**Request**. Your task is to print all of the material verbatim.

**Records for the exercise**.
━━━━━━
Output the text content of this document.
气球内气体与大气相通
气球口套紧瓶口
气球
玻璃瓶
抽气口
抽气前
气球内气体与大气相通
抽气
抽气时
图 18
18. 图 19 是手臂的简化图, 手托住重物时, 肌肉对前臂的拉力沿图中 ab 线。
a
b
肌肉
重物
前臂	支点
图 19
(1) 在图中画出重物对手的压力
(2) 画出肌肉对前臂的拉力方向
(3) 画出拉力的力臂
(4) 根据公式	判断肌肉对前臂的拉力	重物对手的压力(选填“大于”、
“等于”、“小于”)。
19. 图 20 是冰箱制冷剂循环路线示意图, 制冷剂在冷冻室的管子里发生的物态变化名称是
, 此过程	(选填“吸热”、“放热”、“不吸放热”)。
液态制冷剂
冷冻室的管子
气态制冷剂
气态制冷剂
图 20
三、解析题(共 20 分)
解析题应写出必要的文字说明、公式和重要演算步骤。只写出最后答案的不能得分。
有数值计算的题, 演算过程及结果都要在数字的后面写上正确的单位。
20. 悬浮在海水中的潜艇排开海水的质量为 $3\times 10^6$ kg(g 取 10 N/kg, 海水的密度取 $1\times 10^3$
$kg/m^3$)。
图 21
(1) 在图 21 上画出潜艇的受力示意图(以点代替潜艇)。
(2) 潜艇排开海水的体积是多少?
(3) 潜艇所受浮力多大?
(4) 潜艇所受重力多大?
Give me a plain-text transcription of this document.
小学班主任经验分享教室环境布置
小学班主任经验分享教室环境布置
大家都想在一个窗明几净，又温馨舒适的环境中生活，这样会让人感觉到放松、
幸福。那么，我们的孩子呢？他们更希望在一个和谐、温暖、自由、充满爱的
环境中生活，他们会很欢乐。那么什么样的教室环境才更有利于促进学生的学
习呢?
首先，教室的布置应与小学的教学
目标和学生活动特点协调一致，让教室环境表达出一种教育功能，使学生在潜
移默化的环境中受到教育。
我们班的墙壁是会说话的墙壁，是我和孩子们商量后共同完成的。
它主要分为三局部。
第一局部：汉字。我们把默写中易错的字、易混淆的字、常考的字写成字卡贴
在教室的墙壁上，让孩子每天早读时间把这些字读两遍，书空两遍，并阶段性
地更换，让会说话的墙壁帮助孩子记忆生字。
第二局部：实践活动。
━━━━━━
**Answer to the task**.
Output the text content of this document.
气球内气体与大气相通
气球口套紧瓶口
气球
玻璃瓶
抽气口
抽气前
气球内气体与大气相通
抽气
抽气时
图 18
18. 图 19 是手臂的简化图, 手托住重物时, 肌肉对前臂的拉力沿图中 ab 线。
a
b
肌肉
重物
前臂	支点
图 19
(1) 在图中画出重物对手的压力
(2) 画出肌肉对前臂的拉力方向
(3) 画出拉力的力臂
(4) 根据公式	判断肌肉对前臂的拉力	重物对手的压力(选填“大于”、
“等于”、“小于”)。
19. 图 20 是冰箱制冷剂循环路线示意图, 制冷剂在冷冻室的管子里发生的物态变化名称是
, 此过程	(选填“吸热”、“放热”、“不吸放热”)。
液态制冷剂
冷冻室的管子
气态制冷剂
气态制冷剂
图 20
三、解析题(共 20 分)
解析题应写出必要的文字说明、公式和重要演算步骤。只写出最后答案的不能得分。
有数值计算的题, 演算过程及结果都要在数字的后面写上正确的单位。
20. 悬浮在海水中的潜艇排开海水的质量为 $3\times 10^6$ kg(g 取 10 N/kg, 海水的密度取 $1\times 10^3$
$kg/m^3$)。
图 21
(1) 在图 21 上画出潜艇的受力示意图(以点代替潜艇)。
(2) 潜艇排开海水的体积是多少?
(3) 潜艇所受浮力多大?
(4) 潜艇所受重力多大?
Give me a plain-text transcription of this document.
小学班主任经验分享教室环境布置
小学班主任经验分享教室环境布置
大家都想在一个窗明几净，又温馨舒适的环境中生活，这样会让人感觉到放松、
幸福。那么，我们的孩子呢？他们更希望在一个和谐、温暖、自由、充满爱的
环境中生活，他们会很欢乐。那么什么样的教室环境才更有利于促进学生的学
习呢?
首先，教室的布置应与小学的教学
目标和学生活动特点协调一致，让教室环境表达出一种教育功能，使学生在潜
移默化的环境中受到教育。
我们班的墙壁是会说话的墙壁，是我和孩子们商量后共同完成的。
它主要分为三局部。
第一局部：汉字。我们把默写中易错的字、易混淆的字、常考的字写成字卡贴
在教室的墙壁上，让孩子每天早读时间把这些字读两遍，书空两遍，并阶段性
地更换，让会说话的墙壁帮助孩子记忆生字。
第二局部：实践活动。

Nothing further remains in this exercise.